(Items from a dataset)
+ + + +

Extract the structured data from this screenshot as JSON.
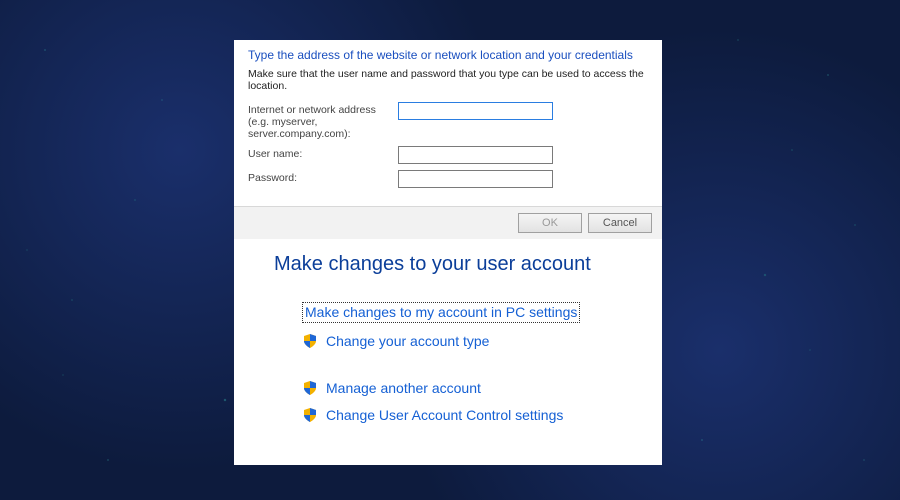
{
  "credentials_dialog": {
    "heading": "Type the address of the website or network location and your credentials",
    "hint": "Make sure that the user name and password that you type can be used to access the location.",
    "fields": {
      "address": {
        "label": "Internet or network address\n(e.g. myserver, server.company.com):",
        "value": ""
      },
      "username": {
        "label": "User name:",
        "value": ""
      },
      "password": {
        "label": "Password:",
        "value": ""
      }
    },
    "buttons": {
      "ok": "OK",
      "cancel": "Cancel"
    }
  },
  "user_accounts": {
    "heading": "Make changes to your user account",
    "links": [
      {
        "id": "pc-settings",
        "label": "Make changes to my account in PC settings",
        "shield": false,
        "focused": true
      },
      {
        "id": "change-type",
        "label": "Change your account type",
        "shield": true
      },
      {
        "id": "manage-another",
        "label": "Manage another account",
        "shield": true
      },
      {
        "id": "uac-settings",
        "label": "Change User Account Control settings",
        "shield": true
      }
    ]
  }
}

+ + + +

In the listing above, find each line with the word "location" and copy it.

Final result:
    "heading": "Type the address of the website or network location and your credentials",
    "hint": "Make sure that the user name and password that you type can be used to access the location.",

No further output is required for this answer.